> Challenge
Reproduce the material below verbatim, line by line.

### Records to process

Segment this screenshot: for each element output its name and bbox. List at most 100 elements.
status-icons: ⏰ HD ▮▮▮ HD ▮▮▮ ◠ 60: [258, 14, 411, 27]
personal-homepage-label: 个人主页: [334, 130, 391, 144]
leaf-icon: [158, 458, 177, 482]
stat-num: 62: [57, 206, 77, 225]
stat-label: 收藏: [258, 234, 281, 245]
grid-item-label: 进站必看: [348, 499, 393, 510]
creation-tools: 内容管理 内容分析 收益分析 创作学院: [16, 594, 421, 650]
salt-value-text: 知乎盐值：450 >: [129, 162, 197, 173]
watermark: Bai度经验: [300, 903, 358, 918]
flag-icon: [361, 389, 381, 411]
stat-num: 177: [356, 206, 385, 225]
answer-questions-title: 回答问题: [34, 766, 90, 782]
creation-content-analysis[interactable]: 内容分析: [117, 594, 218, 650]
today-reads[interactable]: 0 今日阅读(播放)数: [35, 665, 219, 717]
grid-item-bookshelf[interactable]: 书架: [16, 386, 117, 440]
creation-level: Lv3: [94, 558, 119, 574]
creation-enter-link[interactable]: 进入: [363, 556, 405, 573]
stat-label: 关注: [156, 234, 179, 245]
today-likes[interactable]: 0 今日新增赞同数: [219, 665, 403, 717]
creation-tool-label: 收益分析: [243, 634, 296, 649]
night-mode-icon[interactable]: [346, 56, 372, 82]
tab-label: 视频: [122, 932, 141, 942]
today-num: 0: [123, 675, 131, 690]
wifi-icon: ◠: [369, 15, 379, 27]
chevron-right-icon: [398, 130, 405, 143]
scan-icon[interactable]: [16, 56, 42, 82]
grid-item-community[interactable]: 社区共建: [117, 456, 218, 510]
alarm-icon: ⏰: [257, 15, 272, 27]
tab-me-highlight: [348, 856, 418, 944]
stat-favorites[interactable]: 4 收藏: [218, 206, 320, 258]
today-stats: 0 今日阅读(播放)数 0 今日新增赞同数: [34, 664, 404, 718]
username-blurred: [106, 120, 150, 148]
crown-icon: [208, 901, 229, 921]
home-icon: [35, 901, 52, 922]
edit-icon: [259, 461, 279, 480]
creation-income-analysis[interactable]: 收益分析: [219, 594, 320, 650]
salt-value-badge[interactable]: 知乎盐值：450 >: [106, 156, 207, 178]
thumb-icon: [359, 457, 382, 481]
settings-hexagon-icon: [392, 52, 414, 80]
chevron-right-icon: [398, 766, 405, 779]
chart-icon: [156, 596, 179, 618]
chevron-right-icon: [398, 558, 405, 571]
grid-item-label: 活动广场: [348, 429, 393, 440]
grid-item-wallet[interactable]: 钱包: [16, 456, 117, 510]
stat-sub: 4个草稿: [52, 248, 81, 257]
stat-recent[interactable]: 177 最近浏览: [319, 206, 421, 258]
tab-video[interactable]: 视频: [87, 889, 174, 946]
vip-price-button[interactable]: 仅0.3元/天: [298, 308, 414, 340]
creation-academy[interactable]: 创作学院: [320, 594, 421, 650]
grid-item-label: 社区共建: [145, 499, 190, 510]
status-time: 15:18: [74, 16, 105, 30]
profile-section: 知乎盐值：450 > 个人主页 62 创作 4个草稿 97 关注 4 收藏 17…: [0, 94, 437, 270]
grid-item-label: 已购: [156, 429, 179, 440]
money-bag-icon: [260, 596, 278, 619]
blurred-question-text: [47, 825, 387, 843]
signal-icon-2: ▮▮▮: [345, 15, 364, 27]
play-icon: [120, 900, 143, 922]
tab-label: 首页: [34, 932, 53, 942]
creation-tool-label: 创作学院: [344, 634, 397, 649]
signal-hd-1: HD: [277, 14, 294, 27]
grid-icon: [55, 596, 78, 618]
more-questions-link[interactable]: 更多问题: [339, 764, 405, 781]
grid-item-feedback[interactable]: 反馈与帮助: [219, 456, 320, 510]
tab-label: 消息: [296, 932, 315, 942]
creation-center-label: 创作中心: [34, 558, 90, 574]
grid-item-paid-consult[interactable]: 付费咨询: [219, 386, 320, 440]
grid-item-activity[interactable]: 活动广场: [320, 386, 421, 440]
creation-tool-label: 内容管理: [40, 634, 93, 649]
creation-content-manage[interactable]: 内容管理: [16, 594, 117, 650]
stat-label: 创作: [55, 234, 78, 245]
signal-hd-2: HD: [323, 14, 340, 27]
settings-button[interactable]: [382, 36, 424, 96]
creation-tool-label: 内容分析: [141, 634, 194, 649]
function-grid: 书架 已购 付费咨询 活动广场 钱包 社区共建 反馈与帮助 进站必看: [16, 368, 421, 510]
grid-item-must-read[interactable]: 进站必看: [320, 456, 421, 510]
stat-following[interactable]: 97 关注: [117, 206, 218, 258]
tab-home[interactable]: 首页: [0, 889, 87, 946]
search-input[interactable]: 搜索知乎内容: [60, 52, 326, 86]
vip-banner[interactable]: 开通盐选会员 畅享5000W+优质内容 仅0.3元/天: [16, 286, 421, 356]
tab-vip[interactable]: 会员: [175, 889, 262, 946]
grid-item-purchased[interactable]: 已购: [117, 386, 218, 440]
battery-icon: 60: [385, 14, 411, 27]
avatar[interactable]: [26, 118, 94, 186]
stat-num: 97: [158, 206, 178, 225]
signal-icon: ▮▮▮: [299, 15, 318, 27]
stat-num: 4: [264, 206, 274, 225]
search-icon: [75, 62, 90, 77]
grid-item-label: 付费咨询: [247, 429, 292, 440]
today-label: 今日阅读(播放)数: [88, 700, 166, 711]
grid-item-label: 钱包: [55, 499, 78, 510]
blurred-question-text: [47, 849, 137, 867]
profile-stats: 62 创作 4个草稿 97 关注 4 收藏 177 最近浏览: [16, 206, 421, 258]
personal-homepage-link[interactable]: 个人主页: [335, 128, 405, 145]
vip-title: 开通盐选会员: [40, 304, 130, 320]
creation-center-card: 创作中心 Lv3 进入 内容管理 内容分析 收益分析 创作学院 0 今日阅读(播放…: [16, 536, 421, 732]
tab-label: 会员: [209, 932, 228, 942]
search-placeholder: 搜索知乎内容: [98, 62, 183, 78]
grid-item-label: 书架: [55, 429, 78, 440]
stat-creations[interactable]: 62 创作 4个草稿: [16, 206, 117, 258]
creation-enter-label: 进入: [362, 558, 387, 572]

######

> Solved exercise
Segment this screenshot: for each element output its name and bbox. List at most 100 elements.
status-icons: ⏰ HD ▮▮▮ HD ▮▮▮ ◠ 60: [258, 14, 411, 27]
personal-homepage-label: 个人主页: [334, 130, 391, 144]
leaf-icon: [158, 458, 177, 482]
stat-num: 62: [57, 206, 77, 225]
stat-label: 收藏: [258, 234, 281, 245]
grid-item-label: 进站必看: [348, 499, 393, 510]
creation-tools: 内容管理 内容分析 收益分析 创作学院: [16, 594, 421, 650]
salt-value-text: 知乎盐值：450 >: [129, 162, 197, 173]
watermark: Bai度经验: [300, 903, 358, 918]
flag-icon: [361, 389, 381, 411]
stat-num: 177: [356, 206, 385, 225]
answer-questions-title: 回答问题: [34, 766, 90, 782]
creation-content-analysis[interactable]: 内容分析: [117, 594, 218, 650]
today-reads[interactable]: 0 今日阅读(播放)数: [35, 665, 219, 717]
grid-item-bookshelf[interactable]: 书架: [16, 386, 117, 440]
creation-level: Lv3: [94, 558, 119, 574]
creation-enter-link[interactable]: 进入: [363, 556, 405, 573]
stat-label: 关注: [156, 234, 179, 245]
today-likes[interactable]: 0 今日新增赞同数: [219, 665, 403, 717]
creation-tool-label: 收益分析: [243, 634, 296, 649]
night-mode-icon[interactable]: [346, 56, 372, 82]
tab-label: 视频: [122, 932, 141, 942]
today-num: 0: [123, 675, 131, 690]
wifi-icon: ◠: [369, 15, 379, 27]
chevron-right-icon: [398, 130, 405, 143]
scan-icon[interactable]: [16, 56, 42, 82]
grid-item-community[interactable]: 社区共建: [117, 456, 218, 510]
alarm-icon: ⏰: [257, 15, 272, 27]
tab-me-highlight: [348, 856, 418, 944]
stat-favorites[interactable]: 4 收藏: [218, 206, 320, 258]
today-stats: 0 今日阅读(播放)数 0 今日新增赞同数: [34, 664, 404, 718]
username-blurred: [106, 120, 150, 148]
crown-icon: [208, 901, 229, 921]
home-icon: [35, 901, 52, 922]
edit-icon: [259, 461, 279, 480]
creation-income-analysis[interactable]: 收益分析: [219, 594, 320, 650]
salt-value-badge[interactable]: 知乎盐值：450 >: [106, 156, 207, 178]
thumb-icon: [359, 457, 382, 481]
settings-hexagon-icon: [392, 52, 414, 80]
chevron-right-icon: [398, 766, 405, 779]
chart-icon: [156, 596, 179, 618]
chevron-right-icon: [398, 558, 405, 571]
grid-item-label: 活动广场: [348, 429, 393, 440]
grid-item-wallet[interactable]: 钱包: [16, 456, 117, 510]
stat-sub: 4个草稿: [52, 248, 81, 257]
stat-recent[interactable]: 177 最近浏览: [319, 206, 421, 258]
tab-video[interactable]: 视频: [87, 889, 174, 946]
vip-price-button[interactable]: 仅0.3元/天: [298, 308, 414, 340]
creation-academy[interactable]: 创作学院: [320, 594, 421, 650]
grid-item-label: 社区共建: [145, 499, 190, 510]
status-time: 15:18: [74, 16, 105, 30]
profile-section: 知乎盐值：450 > 个人主页 62 创作 4个草稿 97 关注 4 收藏 17…: [0, 94, 437, 270]
grid-item-label: 已购: [156, 429, 179, 440]
money-bag-icon: [260, 596, 278, 619]
blurred-question-text: [47, 825, 387, 843]
signal-icon-2: ▮▮▮: [345, 15, 364, 27]
play-icon: [120, 900, 143, 922]
tab-label: 首页: [34, 932, 53, 942]
creation-tool-label: 创作学院: [344, 634, 397, 649]
signal-hd-1: HD: [277, 14, 294, 27]
grid-icon: [55, 596, 78, 618]
more-questions-link[interactable]: 更多问题: [339, 764, 405, 781]
grid-item-feedback[interactable]: 反馈与帮助: [219, 456, 320, 510]
tab-label: 消息: [296, 932, 315, 942]
creation-center-label: 创作中心: [34, 558, 90, 574]
grid-item-paid-consult[interactable]: 付费咨询: [219, 386, 320, 440]
grid-item-activity[interactable]: 活动广场: [320, 386, 421, 440]
creation-tool-label: 内容管理: [40, 634, 93, 649]
creation-content-manage[interactable]: 内容管理: [16, 594, 117, 650]
stat-label: 创作: [55, 234, 78, 245]
signal-hd-2: HD: [323, 14, 340, 27]
settings-button[interactable]: [382, 36, 424, 96]
creation-tool-label: 内容分析: [141, 634, 194, 649]
function-grid: 书架 已购 付费咨询 活动广场 钱包 社区共建 反馈与帮助 进站必看: [16, 368, 421, 510]
grid-item-must-read[interactable]: 进站必看: [320, 456, 421, 510]
stat-following[interactable]: 97 关注: [117, 206, 218, 258]
tab-home[interactable]: 首页: [0, 889, 87, 946]
search-input[interactable]: 搜索知乎内容: [60, 52, 326, 86]
vip-banner[interactable]: 开通盐选会员 畅享5000W+优质内容 仅0.3元/天: [16, 286, 421, 356]
tab-vip[interactable]: 会员: [175, 889, 262, 946]
grid-item-purchased[interactable]: 已购: [117, 386, 218, 440]
battery-icon: 60: [385, 14, 411, 27]
avatar[interactable]: [26, 118, 94, 186]
stat-num: 97: [158, 206, 178, 225]
signal-icon: ▮▮▮: [299, 15, 318, 27]
stat-num: 4: [264, 206, 274, 225]
search-icon: [75, 62, 90, 77]
grid-item-label: 付费咨询: [247, 429, 292, 440]
today-label: 今日阅读(播放)数: [88, 700, 166, 711]
grid-item-label: 钱包: [55, 499, 78, 510]
blurred-question-text: [47, 849, 137, 867]
profile-stats: 62 创作 4个草稿 97 关注 4 收藏 177 最近浏览: [16, 206, 421, 258]
personal-homepage-link[interactable]: 个人主页: [335, 128, 405, 145]
vip-title: 开通盐选会员: [40, 304, 130, 320]
creation-center-card: 创作中心 Lv3 进入 内容管理 内容分析 收益分析 创作学院 0 今日阅读(播放…: [16, 536, 421, 732]
tab-label: 会员: [209, 932, 228, 942]
search-placeholder: 搜索知乎内容: [98, 62, 183, 78]
grid-item-label: 书架: [55, 429, 78, 440]
stat-creations[interactable]: 62 创作 4个草稿: [16, 206, 117, 258]
creation-enter-label: 进入: [362, 558, 387, 572]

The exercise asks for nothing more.